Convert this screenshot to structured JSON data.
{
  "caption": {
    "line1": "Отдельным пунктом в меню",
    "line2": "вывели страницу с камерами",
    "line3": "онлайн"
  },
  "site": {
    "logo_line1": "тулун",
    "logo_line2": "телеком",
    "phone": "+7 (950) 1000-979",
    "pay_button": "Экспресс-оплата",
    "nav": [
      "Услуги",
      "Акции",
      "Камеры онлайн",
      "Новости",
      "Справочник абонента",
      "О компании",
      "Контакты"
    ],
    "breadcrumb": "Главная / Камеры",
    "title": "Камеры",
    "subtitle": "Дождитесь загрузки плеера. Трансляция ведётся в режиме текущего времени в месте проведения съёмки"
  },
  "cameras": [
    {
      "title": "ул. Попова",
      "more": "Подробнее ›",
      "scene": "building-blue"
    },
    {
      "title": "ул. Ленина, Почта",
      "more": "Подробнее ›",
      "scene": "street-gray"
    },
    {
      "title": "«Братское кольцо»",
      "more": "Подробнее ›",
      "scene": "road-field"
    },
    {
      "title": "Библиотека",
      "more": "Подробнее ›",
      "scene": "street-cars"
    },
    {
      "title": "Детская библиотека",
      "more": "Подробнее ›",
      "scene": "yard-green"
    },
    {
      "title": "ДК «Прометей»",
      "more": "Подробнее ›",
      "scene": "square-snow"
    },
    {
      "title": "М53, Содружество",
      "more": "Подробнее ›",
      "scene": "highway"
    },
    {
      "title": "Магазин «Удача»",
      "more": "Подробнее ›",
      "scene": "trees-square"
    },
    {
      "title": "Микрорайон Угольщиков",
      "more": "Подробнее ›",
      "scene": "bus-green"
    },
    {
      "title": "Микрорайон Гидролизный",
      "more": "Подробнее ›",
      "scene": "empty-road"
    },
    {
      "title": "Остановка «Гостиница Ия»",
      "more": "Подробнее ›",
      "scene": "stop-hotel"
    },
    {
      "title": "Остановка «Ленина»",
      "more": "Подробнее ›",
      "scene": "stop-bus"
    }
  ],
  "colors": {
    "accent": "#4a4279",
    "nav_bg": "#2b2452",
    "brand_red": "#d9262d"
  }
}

______________________________

**Short problem**
Every record above needs to be repeated word for word.

**Exercise output**
Convert this screenshot to structured JSON data.
{
  "caption": {
    "line1": "Отдельным пунктом в меню",
    "line2": "вывели страницу с камерами",
    "line3": "онлайн"
  },
  "site": {
    "logo_line1": "тулун",
    "logo_line2": "телеком",
    "phone": "+7 (950) 1000-979",
    "pay_button": "Экспресс-оплата",
    "nav": [
      "Услуги",
      "Акции",
      "Камеры онлайн",
      "Новости",
      "Справочник абонента",
      "О компании",
      "Контакты"
    ],
    "breadcrumb": "Главная / Камеры",
    "title": "Камеры",
    "subtitle": "Дождитесь загрузки плеера. Трансляция ведётся в режиме текущего времени в месте проведения съёмки"
  },
  "cameras": [
    {
      "title": "ул. Попова",
      "more": "Подробнее ›",
      "scene": "building-blue"
    },
    {
      "title": "ул. Ленина, Почта",
      "more": "Подробнее ›",
      "scene": "street-gray"
    },
    {
      "title": "«Братское кольцо»",
      "more": "Подробнее ›",
      "scene": "road-field"
    },
    {
      "title": "Библиотека",
      "more": "Подробнее ›",
      "scene": "street-cars"
    },
    {
      "title": "Детская библиотека",
      "more": "Подробнее ›",
      "scene": "yard-green"
    },
    {
      "title": "ДК «Прометей»",
      "more": "Подробнее ›",
      "scene": "square-snow"
    },
    {
      "title": "М53, Содружество",
      "more": "Подробнее ›",
      "scene": "highway"
    },
    {
      "title": "Магазин «Удача»",
      "more": "Подробнее ›",
      "scene": "trees-square"
    },
    {
      "title": "Микрорайон Угольщиков",
      "more": "Подробнее ›",
      "scene": "bus-green"
    },
    {
      "title": "Микрорайон Гидролизный",
      "more": "Подробнее ›",
      "scene": "empty-road"
    },
    {
      "title": "Остановка «Гостиница Ия»",
      "more": "Подробнее ›",
      "scene": "stop-hotel"
    },
    {
      "title": "Остановка «Ленина»",
      "more": "Подробнее ›",
      "scene": "stop-bus"
    }
  ],
  "colors": {
    "accent": "#4a4279",
    "nav_bg": "#2b2452",
    "brand_red": "#d9262d"
  }
}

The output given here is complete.